[Figure contents as structured data]

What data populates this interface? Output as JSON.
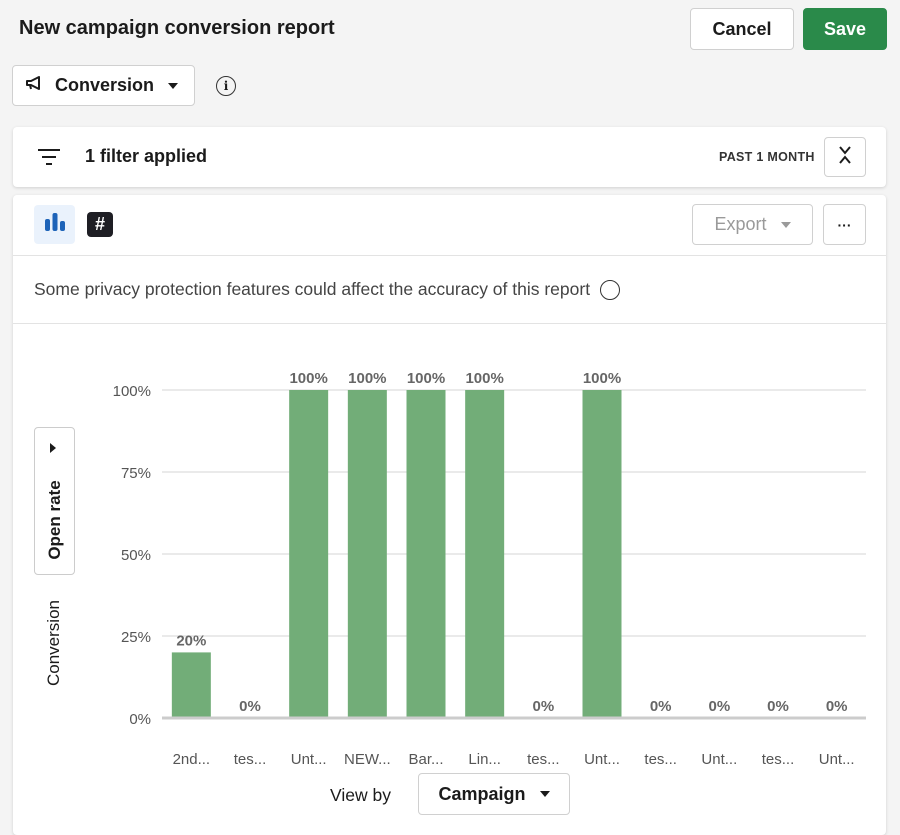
{
  "header": {
    "title": "New campaign conversion report",
    "cancel_label": "Cancel",
    "save_label": "Save"
  },
  "metric_selector": {
    "label": "Conversion"
  },
  "filter_bar": {
    "label": "1 filter applied",
    "date_range": "PAST 1 MONTH"
  },
  "toolbar": {
    "export_label": "Export",
    "more_label": "···"
  },
  "notice": {
    "text": "Some privacy protection features could affect the accuracy of this report"
  },
  "y_axis_tabs": {
    "open_rate": "Open rate",
    "conversion": "Conversion"
  },
  "view_by": {
    "label": "View by",
    "value": "Campaign"
  },
  "colors": {
    "bar": "#72ad78",
    "save": "#2a8a4a",
    "chart_icon": "#1d63b8"
  },
  "chart_data": {
    "type": "bar",
    "categories": [
      "2nd...",
      "tes...",
      "Unt...",
      "NEW...",
      "Bar...",
      "Lin...",
      "tes...",
      "Unt...",
      "tes...",
      "Unt...",
      "tes...",
      "Unt..."
    ],
    "values": [
      20,
      0,
      100,
      100,
      100,
      100,
      0,
      100,
      0,
      0,
      0,
      0
    ],
    "data_labels": [
      "20%",
      "0%",
      "100%",
      "100%",
      "100%",
      "100%",
      "0%",
      "100%",
      "0%",
      "0%",
      "0%",
      "0%"
    ],
    "yticks": [
      "0%",
      "25%",
      "50%",
      "75%",
      "100%"
    ],
    "ytick_values": [
      0,
      25,
      50,
      75,
      100
    ],
    "ylabel": "Conversion",
    "xlabel": "View by Campaign",
    "ylim": [
      0,
      100
    ],
    "grid": true
  }
}
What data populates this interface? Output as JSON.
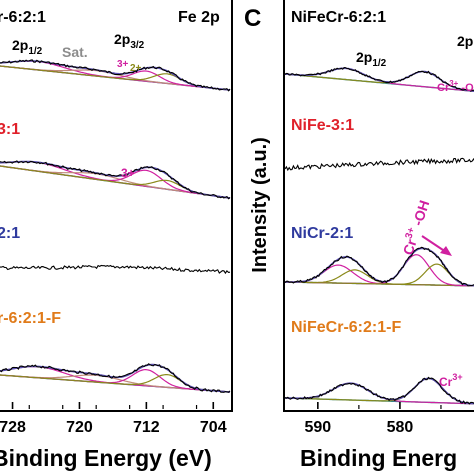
{
  "figure": {
    "panel_c_letter": "C"
  },
  "chart_data": [
    {
      "type": "line",
      "panel": "b",
      "title": "Fe 2p",
      "xlabel": "Binding Energy (eV)",
      "ylabel": "",
      "x_axis_reversed": true,
      "xlim": [
        729.5,
        702
      ],
      "xticks": [
        728,
        720,
        712,
        704
      ],
      "peak_labels": [
        "2p1/2",
        "Sat.",
        "3+",
        "2+",
        "2p3/2"
      ],
      "peak_label_parts": {
        "p12_main": "2p",
        "p12_sub": "1/2",
        "sat": "Sat.",
        "ox3": "3+",
        "ox2": "2+",
        "p32_main": "2p",
        "p32_sub": "3/2",
        "ox3_b": "3+"
      },
      "series": [
        {
          "name": "NiFeCr-6:2:1",
          "label": "r-6:2:1",
          "color": "#000000"
        },
        {
          "name": "NiFe-3:1",
          "label": "3:1",
          "color": "#e0202a"
        },
        {
          "name": "NiCr-2:1",
          "label": "2:1",
          "color": "#2f3a9e"
        },
        {
          "name": "NiFeCr-6:2:1-F",
          "label": "r-6:2:1-F",
          "color": "#e07b1a"
        }
      ],
      "components": {
        "envelope": "#5a4fb0",
        "background": "#2a8a8a",
        "fe3": "#d020a0",
        "fe2": "#8a8a1a",
        "sat": "#c08a7a"
      }
    },
    {
      "type": "line",
      "panel": "c",
      "title": "",
      "xlabel": "Binding Energ",
      "ylabel": "Intensity (a.u.)",
      "x_axis_reversed": true,
      "xlim": [
        594,
        570
      ],
      "xticks": [
        590,
        580
      ],
      "peak_label_parts": {
        "p12_main": "2p",
        "p12_sub": "1/2",
        "p32_main": "2p",
        "cr3_top": "Cr",
        "cr3_top_sup": "3+",
        "cr3_top_tail": " -O",
        "cr3oh": "Cr",
        "cr3oh_sup": "3+",
        "cr3oh_tail": " -OH",
        "cr3_bot": "Cr",
        "cr3_bot_sup": "3+"
      },
      "series": [
        {
          "name": "NiFeCr-6:2:1",
          "label": "NiFeCr-6:2:1",
          "color": "#000000"
        },
        {
          "name": "NiFe-3:1",
          "label": "NiFe-3:1",
          "color": "#e0202a"
        },
        {
          "name": "NiCr-2:1",
          "label": "NiCr-2:1",
          "color": "#2f3a9e"
        },
        {
          "name": "NiFeCr-6:2:1-F",
          "label": "NiFeCr-6:2:1-F",
          "color": "#e07b1a"
        }
      ]
    }
  ]
}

**THE TASK**
List the lines that contain the word "title".

**ANSWER BELOW**
    "title": "New campaign conversion report",
      "title": "Fe 2p",
      "title": "",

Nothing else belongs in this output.